* Begin *
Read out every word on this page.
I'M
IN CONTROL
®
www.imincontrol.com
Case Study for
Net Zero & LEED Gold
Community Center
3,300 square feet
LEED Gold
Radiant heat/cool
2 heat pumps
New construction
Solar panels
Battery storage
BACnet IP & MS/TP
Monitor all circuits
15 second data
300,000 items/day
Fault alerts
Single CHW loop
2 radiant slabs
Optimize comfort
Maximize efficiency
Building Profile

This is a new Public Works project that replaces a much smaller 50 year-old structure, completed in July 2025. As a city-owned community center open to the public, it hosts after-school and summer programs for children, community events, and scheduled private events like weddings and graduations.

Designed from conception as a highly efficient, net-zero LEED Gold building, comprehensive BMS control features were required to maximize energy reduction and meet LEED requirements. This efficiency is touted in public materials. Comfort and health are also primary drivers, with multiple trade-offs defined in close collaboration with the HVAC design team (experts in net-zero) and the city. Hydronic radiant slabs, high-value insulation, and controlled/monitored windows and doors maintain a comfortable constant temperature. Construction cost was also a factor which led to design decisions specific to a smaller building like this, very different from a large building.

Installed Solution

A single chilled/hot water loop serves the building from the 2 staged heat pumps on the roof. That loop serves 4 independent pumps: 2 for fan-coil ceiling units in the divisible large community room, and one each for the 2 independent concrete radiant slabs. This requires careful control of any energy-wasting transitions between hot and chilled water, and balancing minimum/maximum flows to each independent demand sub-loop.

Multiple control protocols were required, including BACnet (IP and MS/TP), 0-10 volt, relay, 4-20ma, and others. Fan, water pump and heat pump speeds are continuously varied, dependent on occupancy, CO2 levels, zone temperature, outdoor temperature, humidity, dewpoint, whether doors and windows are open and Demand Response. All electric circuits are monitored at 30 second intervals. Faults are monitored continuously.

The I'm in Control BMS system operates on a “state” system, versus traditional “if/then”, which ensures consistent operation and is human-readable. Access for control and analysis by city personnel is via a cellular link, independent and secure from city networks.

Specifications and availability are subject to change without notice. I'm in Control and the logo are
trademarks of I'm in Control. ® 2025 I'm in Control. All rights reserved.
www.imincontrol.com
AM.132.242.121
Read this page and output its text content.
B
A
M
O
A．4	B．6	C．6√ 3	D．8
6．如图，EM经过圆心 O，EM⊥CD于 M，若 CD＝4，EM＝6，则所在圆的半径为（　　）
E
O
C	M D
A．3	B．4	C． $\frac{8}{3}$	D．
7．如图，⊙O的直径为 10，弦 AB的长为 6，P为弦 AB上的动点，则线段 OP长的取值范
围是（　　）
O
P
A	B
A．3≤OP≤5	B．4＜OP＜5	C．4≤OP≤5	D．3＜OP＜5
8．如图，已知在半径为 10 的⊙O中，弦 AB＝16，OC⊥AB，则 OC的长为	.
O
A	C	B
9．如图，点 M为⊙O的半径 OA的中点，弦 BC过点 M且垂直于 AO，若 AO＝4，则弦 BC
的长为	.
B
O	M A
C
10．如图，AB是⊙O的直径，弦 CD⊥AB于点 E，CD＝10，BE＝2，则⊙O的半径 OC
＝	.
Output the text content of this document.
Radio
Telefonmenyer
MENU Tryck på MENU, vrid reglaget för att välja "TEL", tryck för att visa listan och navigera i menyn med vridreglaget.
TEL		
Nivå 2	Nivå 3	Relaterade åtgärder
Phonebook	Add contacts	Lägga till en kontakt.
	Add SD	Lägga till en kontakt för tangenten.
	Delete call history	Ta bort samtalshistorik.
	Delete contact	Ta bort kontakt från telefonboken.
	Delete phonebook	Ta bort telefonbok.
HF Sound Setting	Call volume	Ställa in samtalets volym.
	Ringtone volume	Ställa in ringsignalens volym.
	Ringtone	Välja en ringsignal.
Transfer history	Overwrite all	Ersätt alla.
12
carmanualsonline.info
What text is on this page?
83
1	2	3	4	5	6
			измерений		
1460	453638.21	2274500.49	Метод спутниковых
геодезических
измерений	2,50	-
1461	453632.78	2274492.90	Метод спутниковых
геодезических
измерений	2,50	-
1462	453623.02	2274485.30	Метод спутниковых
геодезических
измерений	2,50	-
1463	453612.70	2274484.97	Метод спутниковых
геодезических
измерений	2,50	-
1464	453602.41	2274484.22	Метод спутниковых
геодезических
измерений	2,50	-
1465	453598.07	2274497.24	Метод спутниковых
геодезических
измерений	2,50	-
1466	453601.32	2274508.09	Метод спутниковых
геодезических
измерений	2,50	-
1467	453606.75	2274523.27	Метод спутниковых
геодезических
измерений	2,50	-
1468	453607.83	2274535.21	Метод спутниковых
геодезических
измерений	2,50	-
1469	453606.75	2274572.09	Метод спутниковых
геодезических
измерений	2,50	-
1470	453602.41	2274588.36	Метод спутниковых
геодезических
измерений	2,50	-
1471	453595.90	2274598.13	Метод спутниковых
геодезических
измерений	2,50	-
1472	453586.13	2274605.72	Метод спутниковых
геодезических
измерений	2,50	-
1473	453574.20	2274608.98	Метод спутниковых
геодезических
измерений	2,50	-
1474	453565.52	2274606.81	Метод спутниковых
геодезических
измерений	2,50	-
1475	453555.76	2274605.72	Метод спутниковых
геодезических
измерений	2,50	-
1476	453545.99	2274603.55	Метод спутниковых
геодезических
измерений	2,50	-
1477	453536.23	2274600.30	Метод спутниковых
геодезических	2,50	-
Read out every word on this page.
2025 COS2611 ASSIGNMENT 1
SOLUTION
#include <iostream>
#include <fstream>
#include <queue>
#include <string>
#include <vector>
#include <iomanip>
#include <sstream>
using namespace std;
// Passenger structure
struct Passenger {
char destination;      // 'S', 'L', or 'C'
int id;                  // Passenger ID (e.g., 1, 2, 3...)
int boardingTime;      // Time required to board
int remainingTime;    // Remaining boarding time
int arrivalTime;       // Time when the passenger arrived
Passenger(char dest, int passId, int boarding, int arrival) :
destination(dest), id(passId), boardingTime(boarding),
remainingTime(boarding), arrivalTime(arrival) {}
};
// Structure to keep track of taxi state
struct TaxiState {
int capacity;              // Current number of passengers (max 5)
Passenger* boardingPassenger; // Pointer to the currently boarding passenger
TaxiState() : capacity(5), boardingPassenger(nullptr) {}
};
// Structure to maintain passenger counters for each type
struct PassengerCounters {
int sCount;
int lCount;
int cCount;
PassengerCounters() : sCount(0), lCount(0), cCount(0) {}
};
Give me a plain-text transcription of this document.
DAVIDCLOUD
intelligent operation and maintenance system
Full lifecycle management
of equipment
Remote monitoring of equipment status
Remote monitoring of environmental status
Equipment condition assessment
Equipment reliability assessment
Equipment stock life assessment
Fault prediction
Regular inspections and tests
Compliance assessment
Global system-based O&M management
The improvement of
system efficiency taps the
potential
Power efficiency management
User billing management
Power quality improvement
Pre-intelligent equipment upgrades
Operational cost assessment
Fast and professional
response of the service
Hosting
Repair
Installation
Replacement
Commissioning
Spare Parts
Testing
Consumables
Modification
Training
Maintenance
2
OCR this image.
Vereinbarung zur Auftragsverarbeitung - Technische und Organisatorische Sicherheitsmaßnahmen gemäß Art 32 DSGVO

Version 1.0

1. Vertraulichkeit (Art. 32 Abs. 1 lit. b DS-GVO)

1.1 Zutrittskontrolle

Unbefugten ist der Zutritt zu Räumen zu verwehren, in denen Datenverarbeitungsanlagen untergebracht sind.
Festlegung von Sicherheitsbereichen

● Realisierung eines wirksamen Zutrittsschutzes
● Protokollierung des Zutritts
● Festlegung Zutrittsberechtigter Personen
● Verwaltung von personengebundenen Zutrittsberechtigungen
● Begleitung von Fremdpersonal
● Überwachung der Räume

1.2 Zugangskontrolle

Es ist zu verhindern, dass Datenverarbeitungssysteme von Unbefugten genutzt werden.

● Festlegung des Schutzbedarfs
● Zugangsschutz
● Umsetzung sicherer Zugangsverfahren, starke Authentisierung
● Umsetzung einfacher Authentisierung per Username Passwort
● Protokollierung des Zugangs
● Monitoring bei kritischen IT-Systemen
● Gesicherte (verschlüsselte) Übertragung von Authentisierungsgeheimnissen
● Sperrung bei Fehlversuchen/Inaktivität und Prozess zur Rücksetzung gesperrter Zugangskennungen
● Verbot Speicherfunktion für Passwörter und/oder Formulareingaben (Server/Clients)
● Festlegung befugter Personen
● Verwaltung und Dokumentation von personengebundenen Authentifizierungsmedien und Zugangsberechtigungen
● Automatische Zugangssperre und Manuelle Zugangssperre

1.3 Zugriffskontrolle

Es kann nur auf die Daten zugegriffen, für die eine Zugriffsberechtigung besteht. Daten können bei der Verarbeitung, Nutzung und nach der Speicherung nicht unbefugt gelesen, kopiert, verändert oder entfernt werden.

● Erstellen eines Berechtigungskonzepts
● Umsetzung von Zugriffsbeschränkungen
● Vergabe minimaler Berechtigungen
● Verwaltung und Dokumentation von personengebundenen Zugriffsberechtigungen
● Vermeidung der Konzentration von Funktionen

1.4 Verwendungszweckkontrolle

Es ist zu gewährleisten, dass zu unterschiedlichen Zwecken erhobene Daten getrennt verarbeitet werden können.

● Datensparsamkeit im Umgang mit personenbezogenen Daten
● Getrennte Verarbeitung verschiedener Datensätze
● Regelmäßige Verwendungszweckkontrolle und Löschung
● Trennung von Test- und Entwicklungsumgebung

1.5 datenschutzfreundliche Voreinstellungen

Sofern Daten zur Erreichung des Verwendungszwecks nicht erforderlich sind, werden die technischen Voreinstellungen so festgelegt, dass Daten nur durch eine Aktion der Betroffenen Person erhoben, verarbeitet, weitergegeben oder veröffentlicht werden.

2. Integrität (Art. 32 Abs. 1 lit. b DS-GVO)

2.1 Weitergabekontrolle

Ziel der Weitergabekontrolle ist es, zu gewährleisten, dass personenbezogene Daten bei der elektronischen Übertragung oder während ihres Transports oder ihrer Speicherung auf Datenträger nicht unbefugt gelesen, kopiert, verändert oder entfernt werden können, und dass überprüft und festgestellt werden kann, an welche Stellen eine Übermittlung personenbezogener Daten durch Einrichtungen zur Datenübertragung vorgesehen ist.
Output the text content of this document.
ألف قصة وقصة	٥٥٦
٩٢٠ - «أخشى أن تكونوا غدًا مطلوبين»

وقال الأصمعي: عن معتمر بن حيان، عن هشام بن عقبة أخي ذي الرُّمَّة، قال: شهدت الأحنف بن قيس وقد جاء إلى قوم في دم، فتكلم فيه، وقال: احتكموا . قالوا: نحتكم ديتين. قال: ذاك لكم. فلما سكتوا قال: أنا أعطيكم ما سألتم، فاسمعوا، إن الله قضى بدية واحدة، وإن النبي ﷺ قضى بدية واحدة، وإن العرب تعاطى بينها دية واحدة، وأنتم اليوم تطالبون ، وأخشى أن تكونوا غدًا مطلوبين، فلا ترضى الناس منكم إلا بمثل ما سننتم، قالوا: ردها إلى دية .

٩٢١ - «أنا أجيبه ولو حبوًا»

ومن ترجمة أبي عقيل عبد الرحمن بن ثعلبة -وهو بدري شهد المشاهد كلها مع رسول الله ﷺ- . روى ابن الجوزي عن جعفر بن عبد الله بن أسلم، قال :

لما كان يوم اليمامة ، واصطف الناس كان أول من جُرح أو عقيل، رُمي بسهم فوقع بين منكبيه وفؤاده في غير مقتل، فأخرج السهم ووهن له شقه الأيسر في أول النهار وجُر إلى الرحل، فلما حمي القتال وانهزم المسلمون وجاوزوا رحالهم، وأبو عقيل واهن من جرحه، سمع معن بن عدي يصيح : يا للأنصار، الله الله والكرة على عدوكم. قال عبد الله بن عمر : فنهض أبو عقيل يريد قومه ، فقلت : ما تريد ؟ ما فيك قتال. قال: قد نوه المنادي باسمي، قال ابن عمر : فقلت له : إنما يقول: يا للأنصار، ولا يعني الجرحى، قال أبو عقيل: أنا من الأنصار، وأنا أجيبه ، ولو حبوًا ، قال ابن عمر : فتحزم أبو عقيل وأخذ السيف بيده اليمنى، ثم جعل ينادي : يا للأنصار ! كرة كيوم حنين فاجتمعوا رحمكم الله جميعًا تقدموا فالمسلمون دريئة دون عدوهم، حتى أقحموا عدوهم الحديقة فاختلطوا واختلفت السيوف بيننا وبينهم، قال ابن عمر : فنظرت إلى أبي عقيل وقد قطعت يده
* End *
● **Goal**: Find every line that holds "water" and copy it.

● **Written solution**:
A single chilled/hot water loop serves the building from the 2 staged heat pumps on the roof. That loop serves 4 independent pumps: 2 for fan-coil ceiling units in the divisible large community room, and one each for the 2 independent concrete radiant slabs. This requires careful control of any energy-wasting transitions between hot and chilled water, and balancing minimum/maximum flows to each independent demand sub-loop.
Multiple control protocols were required, including BACnet (IP and MS/TP), 0-10 volt, relay, 4-20ma, and others. Fan, water pump and heat pump speeds are continuously varied, dependent on occupancy, CO2 levels, zone temperature, outdoor temperature, humidity, dewpoint, whether doors and windows are open and Demand Response. All electric circuits are monitored at 30 second intervals. Faults are monitored continuously.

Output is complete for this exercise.